— Start Input material —

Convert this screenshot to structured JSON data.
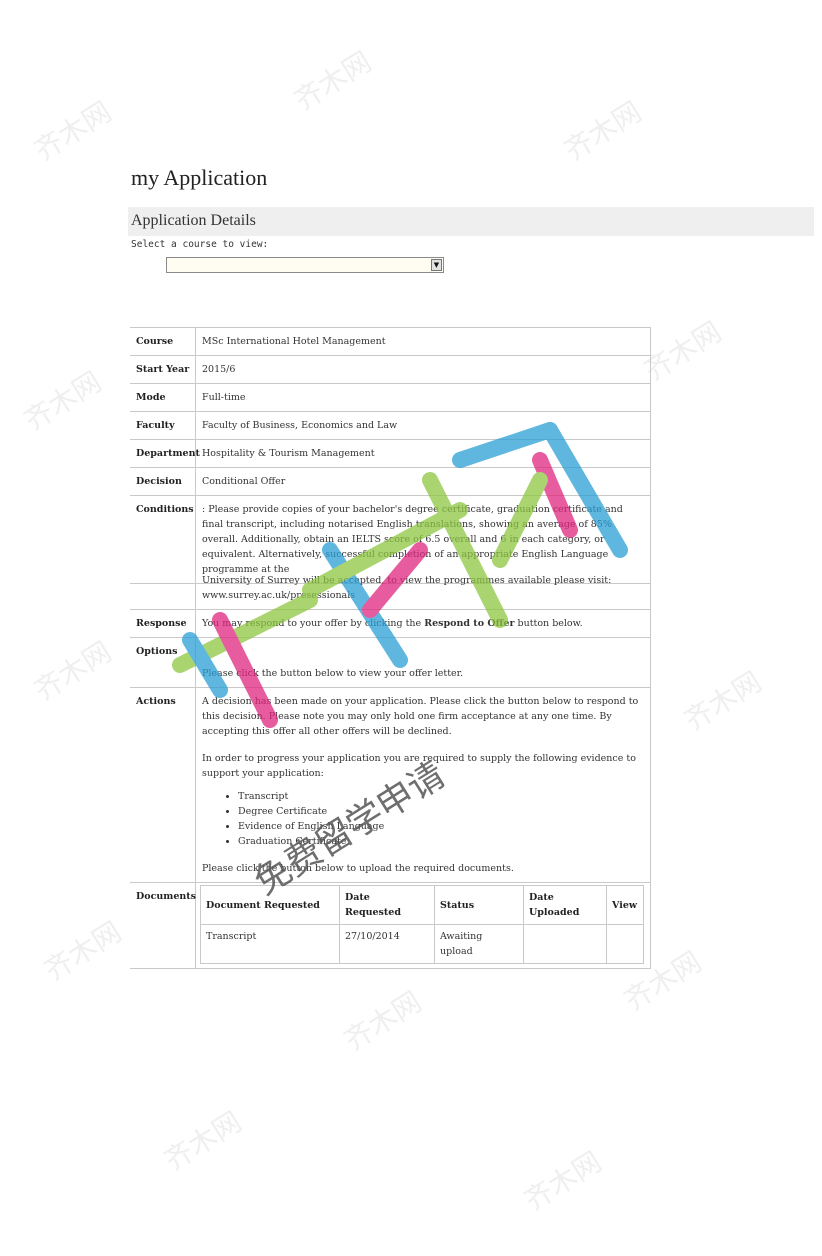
{
  "page": {
    "title": "my Application"
  },
  "section": {
    "title": "Application Details",
    "select_label": "Select a course to view:",
    "select_value": ""
  },
  "details": {
    "course": {
      "label": "Course",
      "value": "MSc International Hotel Management"
    },
    "start_year": {
      "label": "Start Year",
      "value": "2015/6"
    },
    "mode": {
      "label": "Mode",
      "value": "Full-time"
    },
    "faculty": {
      "label": "Faculty",
      "value": "Faculty of Business, Economics and Law"
    },
    "department": {
      "label": "Department",
      "value": "Hospitality & Tourism Management"
    },
    "decision": {
      "label": "Decision",
      "value": "Conditional Offer"
    },
    "conditions": {
      "label": "Conditions",
      "value": ": Please provide copies of your bachelor's degree certificate, graduation certificate and final transcript, including notarised English translations, showing an average of 85% overall. Additionally, obtain an IELTS score of 6.5 overall and 6 in each category, or equivalent. Alternatively, successful completion of an appropriate English Language programme at the",
      "continued": "University of Surrey will be accepted, to view the programmes available please visit: www.surrey.ac.uk/presessionals"
    },
    "response": {
      "label": "Response",
      "pre": "You may respond to your offer by clicking the",
      "button_name": "Respond to Offer",
      "post": "button below."
    },
    "options": {
      "label": "Options",
      "text": "Please click the button below to view your offer letter."
    },
    "actions": {
      "label": "Actions",
      "text1": "A decision has been made on your application. Please click the button below to respond to this decision. Please note you may only hold one firm acceptance at any one time. By accepting this offer all other offers will be declined.",
      "text2": "In order to progress your application you are required to supply the following evidence to support your application:",
      "evidence": [
        "Transcript",
        "Degree Certificate",
        "Evidence of English Language",
        "Graduation Certificate"
      ],
      "text3": "Please click the button below to upload the required documents."
    },
    "documents": {
      "label": "Documents",
      "headers": [
        "Document Requested",
        "Date Requested",
        "Status",
        "Date Uploaded",
        "View"
      ],
      "rows": [
        [
          "Transcript",
          "27/10/2014",
          "Awaiting upload",
          "",
          ""
        ]
      ]
    }
  },
  "watermark": {
    "logo_text": "齐木网",
    "tagline": "免费留学申请",
    "tile_text": "齐木网"
  }
}
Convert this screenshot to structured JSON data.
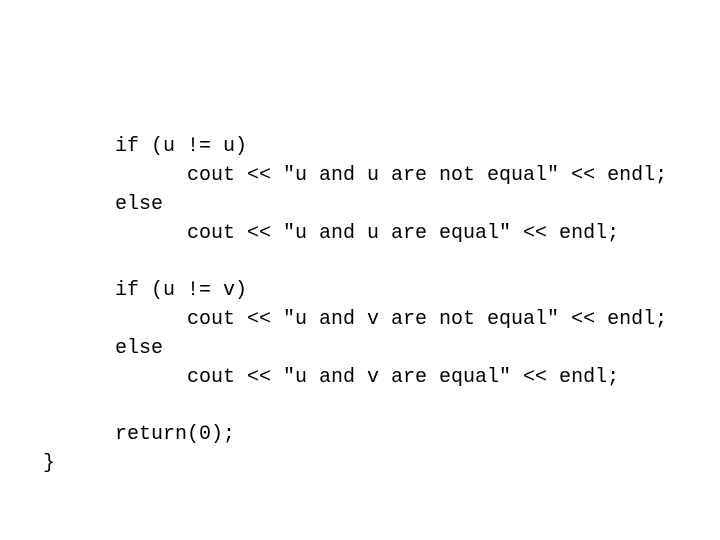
{
  "code_lines": [
    {
      "indent": 1,
      "text": "if (u != u)"
    },
    {
      "indent": 2,
      "text": "cout << \"u and u are not equal\" << endl;"
    },
    {
      "indent": 1,
      "text": "else"
    },
    {
      "indent": 2,
      "text": "cout << \"u and u are equal\" << endl;"
    },
    {
      "indent": 1,
      "text": "if (u != v)"
    },
    {
      "indent": 2,
      "text": "cout << \"u and v are not equal\" << endl;"
    },
    {
      "indent": 1,
      "text": "else"
    },
    {
      "indent": 2,
      "text": "cout << \"u and v are equal\" << endl;"
    },
    {
      "indent": 1,
      "text": "return(0);"
    },
    {
      "indent": 0,
      "text": "}"
    }
  ]
}
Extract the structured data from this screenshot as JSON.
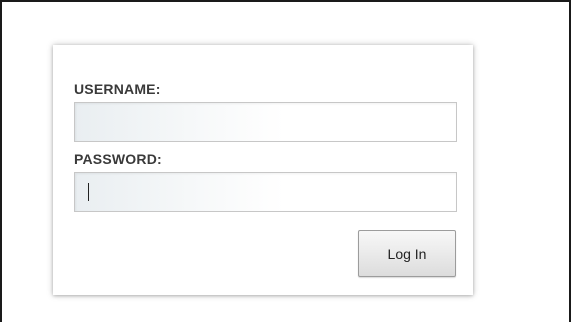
{
  "login_form": {
    "username_label": "USERNAME:",
    "username_value": "",
    "password_label": "PASSWORD:",
    "password_value": "",
    "login_button_label": "Log In"
  },
  "colors": {
    "label_text": "#3a3a3a",
    "input_border": "#c7c7c7",
    "button_border": "#9c9c9c",
    "frame_border": "#1a1a1a"
  }
}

— End Input material —

What you need to do:
Examine the listing and say how many of its lines contain the string "endl". Give the number alone.

Response to this task:
4